News of Otsego County

Dolores Wharton

Local Legacy: 33 Years Of Service


SUNY Chancellor, Wife

Brought Experience,

Friends To Cooperstown

By JIM KEVLIN • Special to

Former SUNY Chancellor Clifton R. Wharton Jr. and his wife Dolores have retired from their Cooperstown retirement. (Jim Kevlin/

COOPERSTOWN –  If not for the Whartons, would Rosalynn Carter have ever looked across world-famous Otsego Lake toward the Sleeping Lion?

In 1978, when Clifton R. Wharton Jr. became SUNY chancellor, one of the functions he inherited was hosting a two-day retreat twice a year at The Otesaga for all 64 SUNY presidents.

The first day was a work day, he recalled in an interview from his and wife Dolores’ United Nations Plaza apartment over the weekend. “The other was playing golf,” he said.

“I decided they should have some systematic activities” – emphasis on “system,” as in SUNY – “in addition to these off-the-book things,” he said.

One of Dolores’ responsibilities, she said, was “organizing ‘wives programs.’ Some said they would never come to a ‘wives program’ – this was an issue throughout the country in those days.”

In response, Mrs. Wharton, a pioneer on corporate boards, from Kellogg to Phillips Petroleum, elevated the wives’ luncheon, inviting her fellow Gannett board member, First Lady Rosalynn, as well as pioneering pollster Elmo Roper and other luminaries.

By the time the Whartons were done, not just the wives, but the SUNY presidents themselves – mostly men in those days – were clamoring to attend Dolores’ event.

The anecdote was one of many that emerged during an interview marking the end of the Wharton’s 33 years at Doeclif, their summertime – and occasional Christmas – getaway in the hills off Glimmerglen Road.

As Dr. Wharton’s SUNY tenure neared an end in 1987 – he was then in his early 60s – the couple began considering retirement, first in Connecticut.

*INPUT MATERIAL*:
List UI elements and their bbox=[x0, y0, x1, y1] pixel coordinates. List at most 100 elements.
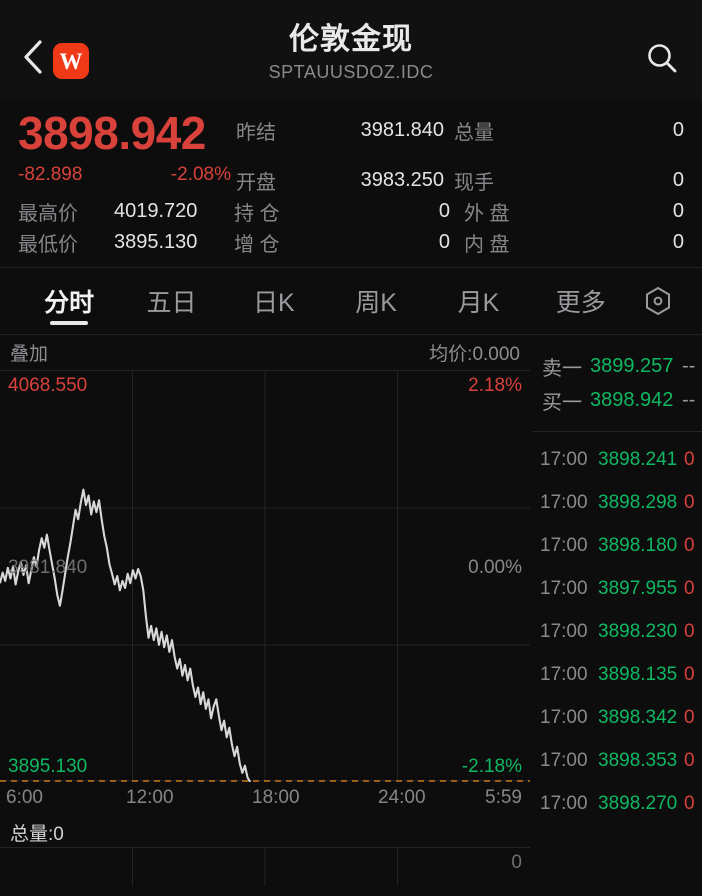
symbol-code: SPTAUUSDOZ.IDC bbox=[268, 62, 434, 82]
tab-weekly-k[interactable]: 周K bbox=[325, 268, 427, 334]
tab-five-day[interactable]: 五日 bbox=[120, 268, 222, 334]
trade-tick-row[interactable]: 17:00 3898.298 0 bbox=[532, 481, 702, 524]
tick-volume: 0 bbox=[684, 491, 695, 513]
stat-label-position-change: 增 仓 bbox=[234, 234, 280, 256]
stat-value-open: 3983.250 bbox=[360, 168, 444, 191]
tab-label: 日K bbox=[252, 289, 295, 317]
trade-tick-row[interactable]: 17:00 3898.230 0 bbox=[532, 610, 702, 653]
chevron-left-icon bbox=[24, 40, 42, 74]
tab-monthly-k[interactable]: 月K bbox=[427, 268, 529, 334]
stat-value-inner-disk: 0 bbox=[672, 231, 684, 253]
stat-label-prev-close: 昨结 bbox=[236, 121, 276, 144]
stat-value-position: 0 bbox=[438, 200, 450, 222]
tick-time: 17:00 bbox=[540, 706, 588, 728]
volume-header: 总量:0 bbox=[0, 817, 530, 847]
tick-price: 3898.180 bbox=[598, 534, 678, 556]
stats-row-high: 最高价 4019.720 持 仓 0 外 盘 0 最低价 3895.130 增 … bbox=[18, 197, 684, 257]
tick-time: 17:00 bbox=[540, 663, 588, 685]
tick-volume: 0 bbox=[684, 663, 695, 685]
title-block: 伦敦金现 SPTAUUSDOZ.IDC bbox=[0, 22, 702, 83]
x-axis-tick: 24:00 bbox=[378, 787, 426, 808]
stat-label-position: 持 仓 bbox=[234, 203, 280, 225]
ask-qty: -- bbox=[682, 354, 696, 377]
tab-daily-k[interactable]: 日K bbox=[223, 268, 325, 334]
tick-time: 17:00 bbox=[540, 534, 588, 556]
tick-price: 3898.230 bbox=[598, 620, 678, 642]
app-logo[interactable]: W bbox=[53, 43, 89, 79]
trade-tick-row[interactable]: 17:00 3898.135 0 bbox=[532, 653, 702, 696]
price-change-pct: -2.08% bbox=[170, 164, 231, 185]
order-book-row-ask[interactable]: 卖一 3899.257 -- bbox=[532, 349, 702, 383]
tick-time: 17:00 bbox=[540, 620, 588, 642]
overlay-button[interactable]: 叠加 bbox=[10, 344, 49, 365]
ask-price: 3899.257 bbox=[590, 354, 674, 377]
tick-time: 17:00 bbox=[540, 792, 588, 814]
price-chart[interactable]: 4068.550 2.18% 3981.840 0.00% 3895.130 -… bbox=[0, 370, 530, 782]
tick-price: 3898.241 bbox=[598, 448, 678, 470]
tick-price: 3898.353 bbox=[598, 749, 678, 771]
x-axis-tick: 6:00 bbox=[6, 787, 43, 808]
search-button[interactable] bbox=[638, 34, 686, 82]
stat-value-high: 4019.720 bbox=[114, 200, 198, 222]
volume-chart-svg bbox=[132, 848, 398, 886]
app-header: W 伦敦金现 SPTAUUSDOZ.IDC bbox=[0, 0, 702, 100]
x-axis-tick: 12:00 bbox=[126, 787, 174, 808]
volume-axis-max: 0 bbox=[511, 852, 522, 873]
trade-tick-row[interactable]: 17:00 3898.342 0 bbox=[532, 696, 702, 739]
bid-label: 买一 bbox=[542, 391, 582, 414]
tab-label: 分时 bbox=[44, 289, 95, 317]
tab-more[interactable]: 更多 bbox=[530, 268, 632, 334]
hexagon-settings-icon bbox=[645, 286, 670, 316]
order-book-row-bid[interactable]: 买一 3898.942 -- bbox=[532, 383, 702, 417]
tick-volume: 0 bbox=[684, 792, 695, 814]
stat-value-position-change: 0 bbox=[438, 231, 450, 253]
tab-label: 五日 bbox=[146, 289, 197, 317]
last-price: 3898.942 bbox=[18, 107, 206, 159]
tick-volume: 0 bbox=[684, 577, 695, 599]
bid-price: 3898.942 bbox=[590, 388, 674, 411]
quote-summary: 3898.942 -82.898 -2.08% 昨结 3981.840 总量 0… bbox=[0, 100, 702, 197]
price-block: 3898.942 -82.898 -2.08% bbox=[18, 106, 233, 190]
tick-volume: 0 bbox=[684, 448, 695, 470]
stat-value-low: 3895.130 bbox=[114, 231, 198, 253]
tick-price: 3898.270 bbox=[598, 792, 678, 814]
stats-grid-top: 昨结 3981.840 总量 0 开盘 3983.250 现手 0 bbox=[236, 108, 684, 202]
stat-label-low: 最低价 bbox=[18, 234, 78, 256]
tick-volume: 0 bbox=[684, 706, 695, 728]
tick-time: 17:00 bbox=[540, 749, 588, 771]
trade-tick-row[interactable]: 17:00 3898.270 0 bbox=[532, 782, 702, 825]
average-price-label: 均价:0.000 bbox=[429, 344, 520, 365]
trade-tick-row[interactable]: 17:00 3897.955 0 bbox=[532, 567, 702, 610]
tick-price: 3897.955 bbox=[598, 577, 678, 599]
stat-label-total-volume: 总量 bbox=[454, 121, 494, 144]
tick-price: 3898.298 bbox=[598, 491, 678, 513]
trade-tick-list[interactable]: 17:00 3898.241 0 17:00 3898.298 0 17:00 3898.18… bbox=[532, 432, 702, 825]
header-divider bbox=[0, 267, 702, 268]
logo-letter: W bbox=[59, 48, 83, 74]
tick-price: 3898.342 bbox=[598, 706, 678, 728]
trade-tick-row[interactable]: 17:00 3898.241 0 bbox=[532, 438, 702, 481]
back-button[interactable] bbox=[16, 36, 50, 78]
bid-qty: -- bbox=[682, 388, 696, 411]
chart-zone: 叠加 均价:0.000 4068.550 2.18% 3981.840 0.00… bbox=[0, 335, 530, 886]
tab-fenshi[interactable]: 分时 bbox=[18, 268, 120, 334]
tabs-divider bbox=[0, 334, 702, 335]
trade-tick-row[interactable]: 17:00 3898.180 0 bbox=[532, 524, 702, 567]
tick-volume: 0 bbox=[684, 620, 695, 642]
price-change-row: -82.898 -2.08% bbox=[18, 160, 233, 190]
chart-settings-button[interactable] bbox=[632, 285, 684, 317]
tick-time: 17:00 bbox=[540, 448, 588, 470]
volume-total-label: 总量:0 bbox=[10, 823, 64, 845]
tick-price: 3898.135 bbox=[598, 663, 678, 685]
trade-tick-row[interactable]: 17:00 3898.353 0 bbox=[532, 739, 702, 782]
tick-time: 17:00 bbox=[540, 491, 588, 513]
tick-time: 17:00 bbox=[540, 577, 588, 599]
stat-label-outer-disk: 外 盘 bbox=[464, 203, 510, 225]
order-book: 卖一 3899.257 -- 买一 3898.942 -- bbox=[532, 335, 702, 432]
price-chart-svg bbox=[0, 371, 530, 782]
x-axis-tick: 18:00 bbox=[252, 787, 300, 808]
stat-label-high: 最高价 bbox=[18, 203, 78, 225]
volume-chart[interactable]: 0 bbox=[0, 847, 530, 886]
tick-volume: 0 bbox=[684, 749, 695, 771]
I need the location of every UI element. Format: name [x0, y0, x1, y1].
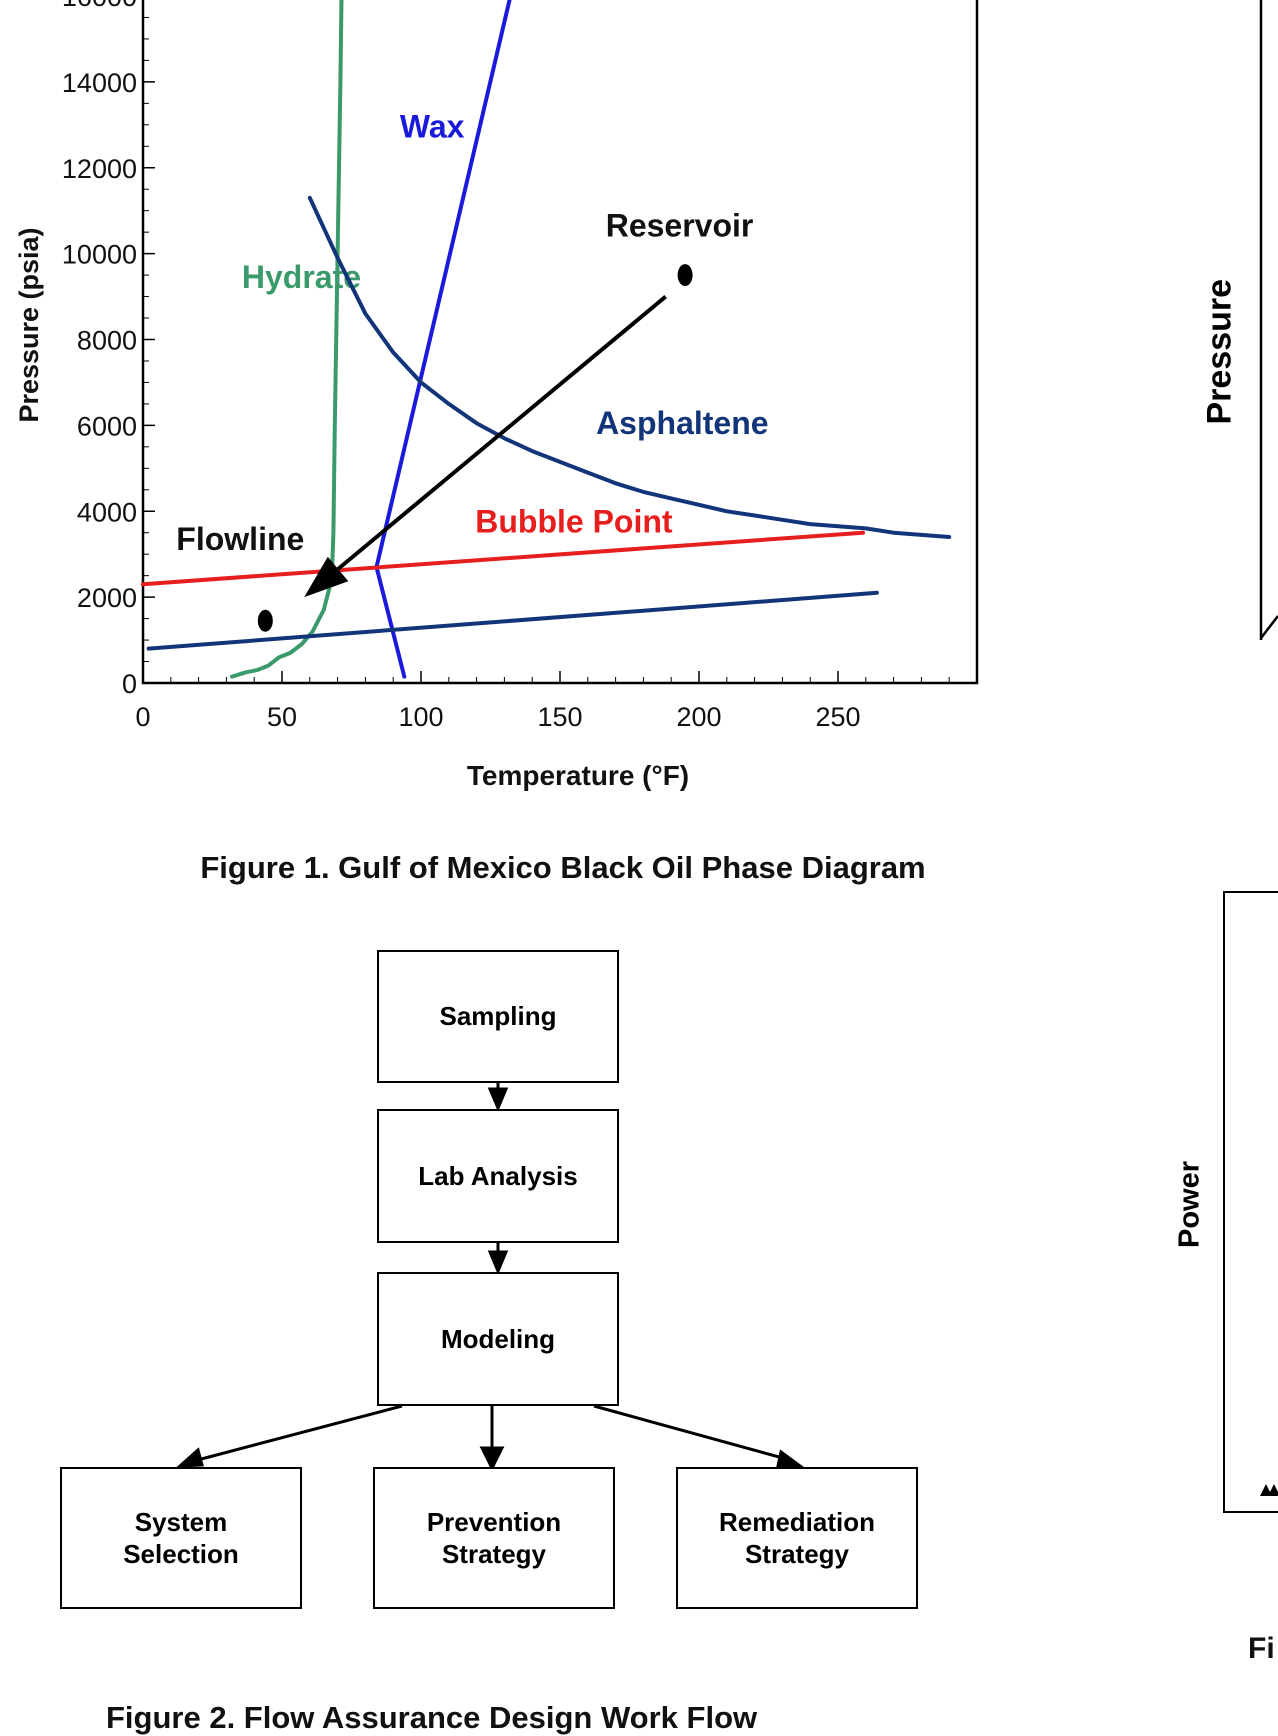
series-label-hydrate: Hydrate [242, 259, 361, 295]
flowchart-box-remediation-strategy: Remediation Strategy [676, 1467, 918, 1609]
series-line-asphaltene [307, 195, 952, 539]
x-tick-label: 50 [267, 702, 297, 732]
x-tick-label: 200 [676, 702, 721, 732]
phase-diagram-chart: 0 50 100 150 200 250 0 2000 4000 6000 8000 10000 120… [14, 0, 979, 791]
series-label-wax: Wax [400, 109, 465, 145]
arrowhead-modeling [487, 1250, 509, 1275]
series-line-bubble-point [141, 530, 865, 587]
flowchart-connectors [175, 1083, 805, 1472]
flowchart-box-system-selection: System Selection [60, 1467, 302, 1609]
right-figure-fragments [1223, 0, 1278, 1513]
plot-frame [141, 0, 979, 685]
flowchart-box-lab-analysis: Lab Analysis [377, 1109, 619, 1243]
data-markers: Reservoir Flowline [176, 207, 754, 632]
y-tick-label: 4000 [77, 497, 137, 527]
series-lines: Hydrate Wax Asphaltene Bubble Point [141, 0, 952, 679]
x-tick-label: 250 [815, 702, 860, 732]
arrowhead-lab [487, 1087, 509, 1112]
path-arrow-shaft [336, 295, 667, 571]
x-tick-label: 100 [398, 702, 443, 732]
x-tick-label: 150 [537, 702, 582, 732]
y-tick-label: 8000 [77, 326, 137, 356]
y-tick-label: 16000 [62, 0, 137, 12]
power-plot-frame [1223, 891, 1278, 1513]
power-plot-marker [1260, 1484, 1272, 1496]
y-tick-label: 2000 [77, 583, 137, 613]
pressure-axis-label: Pressure [1200, 278, 1239, 425]
series-label-bubble-point: Bubble Point [475, 504, 673, 540]
power-axis-label: Power [1173, 1160, 1206, 1249]
y-tick-label: 6000 [77, 411, 137, 441]
flowchart-box-sampling: Sampling [377, 950, 619, 1083]
pressure-plot-curve [1260, 615, 1278, 639]
connector-modeling-system [189, 1404, 403, 1464]
y-tick-label: 14000 [62, 68, 137, 98]
axis-tick-labels: 0 50 100 150 200 250 0 2000 4000 6000 8000 10000 120… [62, 0, 861, 732]
axis-ticks [142, 16, 950, 684]
y-tick-label: 12000 [62, 154, 137, 184]
series-line-hydrate [230, 0, 344, 679]
connector-modeling-remediation [593, 1404, 791, 1462]
arrowhead-remediation [776, 1449, 805, 1468]
flowchart-box-modeling: Modeling [377, 1272, 619, 1406]
y-tick-label: 0 [122, 669, 137, 699]
arrowhead-prevention [479, 1446, 505, 1472]
marker-flowline [257, 609, 273, 632]
marker-label-flowline: Flowline [176, 521, 304, 557]
path-arrow-head [304, 556, 349, 598]
y-tick-label: 10000 [62, 240, 137, 270]
x-axis-label: Temperature (°F) [467, 760, 689, 791]
power-plot-marker [1268, 1484, 1278, 1496]
marker-label-reservoir: Reservoir [606, 207, 754, 243]
figure-2-caption: Figure 2. Flow Assurance Design Work Flo… [106, 1700, 758, 1735]
right-figure-caption-fragment: Fi [1248, 1632, 1275, 1665]
series-label-asphaltene: Asphaltene [596, 405, 768, 441]
figure-1-caption: Figure 1. Gulf of Mexico Black Oil Phase… [200, 850, 926, 885]
x-tick-label: 0 [135, 702, 150, 732]
y-axis-label: Pressure (psia) [14, 227, 44, 422]
series-line-wax [374, 0, 512, 679]
arrowhead-system [175, 1447, 204, 1468]
series-line-reference [146, 590, 879, 651]
flowchart-box-prevention-strategy: Prevention Strategy [373, 1467, 615, 1609]
marker-reservoir [677, 264, 693, 287]
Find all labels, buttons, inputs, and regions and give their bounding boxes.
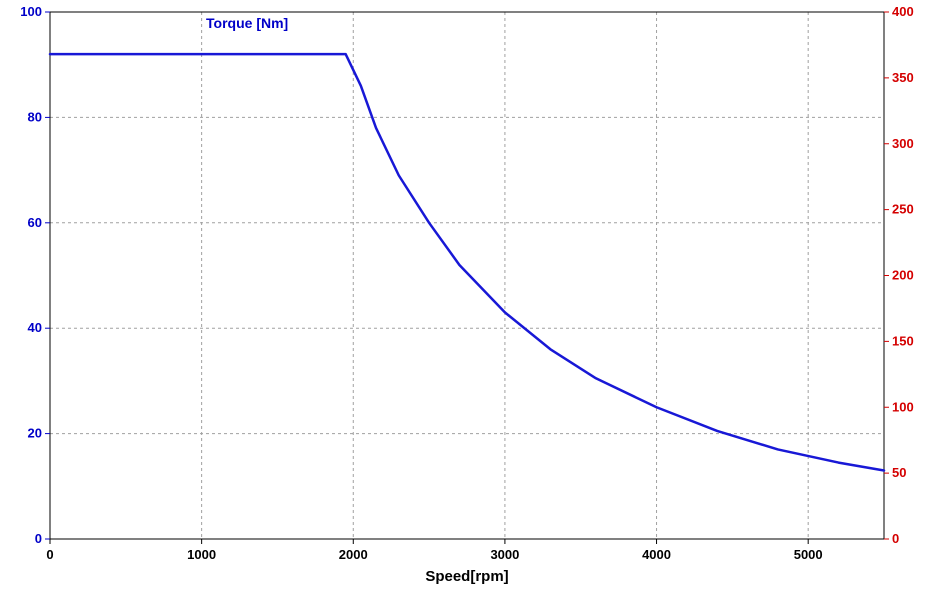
x-tick-label: 2000 bbox=[339, 547, 368, 562]
y-left-tick-label: 40 bbox=[28, 320, 42, 335]
y-right-tick-label: 150 bbox=[892, 333, 914, 348]
y-right-tick-label: 250 bbox=[892, 202, 914, 217]
torque-speed-chart: 0204060801000501001502002503003504000100… bbox=[0, 0, 932, 589]
y-right-tick-label: 400 bbox=[892, 4, 914, 19]
y-right-tick-label: 350 bbox=[892, 70, 914, 85]
y-left-tick-label: 100 bbox=[20, 4, 42, 19]
y-right-tick-label: 200 bbox=[892, 268, 914, 283]
y-right-tick-label: 50 bbox=[892, 465, 906, 480]
x-axis-label: Speed[rpm] bbox=[425, 568, 508, 585]
x-tick-label: 5000 bbox=[794, 547, 823, 562]
y-left-tick-label: 60 bbox=[28, 215, 42, 230]
x-tick-label: 3000 bbox=[490, 547, 519, 562]
chart-canvas: 0204060801000501001502002503003504000100… bbox=[0, 0, 932, 589]
y-left-tick-label: 80 bbox=[28, 109, 42, 124]
x-tick-label: 0 bbox=[46, 547, 53, 562]
y-left-tick-label: 0 bbox=[35, 531, 42, 546]
x-tick-label: 4000 bbox=[642, 547, 671, 562]
y-right-tick-label: 300 bbox=[892, 136, 914, 151]
y-right-tick-label: 100 bbox=[892, 399, 914, 414]
y-left-tick-label: 20 bbox=[28, 426, 42, 441]
y-right-tick-label: 0 bbox=[892, 531, 899, 546]
x-tick-label: 1000 bbox=[187, 547, 216, 562]
series-label-0: Torque [Nm] bbox=[206, 15, 288, 31]
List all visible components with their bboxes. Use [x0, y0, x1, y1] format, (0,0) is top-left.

*WHAT THIS EXERCISE ASKS*:
a - According to the article about the Whartons, in what year did Clifton R. Wharton Jr. become SUNY chancellor?
b - From the records, copy the lines beginning with the line that contains "symbol-code: SPTAUUSDOZ.IDC bbox=[268, 62, 434, 82]" and continuing through the line that contains "ask-qty: -- bbox=[682, 354, 696, 377]", both included.
The article and the records were taken from separate sources.

*EXERCISE RESPONSES*:
a - 1978

b -
symbol-code: SPTAUUSDOZ.IDC bbox=[268, 62, 434, 82]
tab-weekly-k[interactable]: 周K bbox=[325, 268, 427, 334]
tab-five-day[interactable]: 五日 bbox=[120, 268, 222, 334]
trade-tick-row[interactable]: 17:00 3898.298 0 bbox=[532, 481, 702, 524]
tick-volume: 0 bbox=[684, 491, 695, 513]
stat-label-position-change: 增 仓 bbox=[234, 234, 280, 256]
stat-value-open: 3983.250 bbox=[360, 168, 444, 191]
tab-label: 日K bbox=[252, 289, 295, 317]
trade-tick-row[interactable]: 17:00 3898.230 0 bbox=[532, 610, 702, 653]
chevron-left-icon bbox=[24, 40, 42, 74]
tab-monthly-k[interactable]: 月K bbox=[427, 268, 529, 334]
stat-value-inner-disk: 0 bbox=[672, 231, 684, 253]
stat-label-prev-close: 昨结 bbox=[236, 121, 276, 144]
stat-value-position: 0 bbox=[438, 200, 450, 222]
tick-time: 17:00 bbox=[540, 706, 588, 728]
volume-header: 总量:0 bbox=[0, 817, 530, 847]
tick-price: 3898.180 bbox=[598, 534, 678, 556]
stats-row-high: 最高价 4019.720 持 仓 0 外 盘 0 最低价 3895.130 增 … bbox=[18, 197, 684, 257]
tick-time: 17:00 bbox=[540, 663, 588, 685]
tick-volume: 0 bbox=[684, 663, 695, 685]
title-block: 伦敦金现 SPTAUUSDOZ.IDC bbox=[0, 22, 702, 83]
x-axis-tick: 24:00 bbox=[378, 787, 426, 808]
stat-label-position: 持 仓 bbox=[234, 203, 280, 225]
ask-qty: -- bbox=[682, 354, 696, 377]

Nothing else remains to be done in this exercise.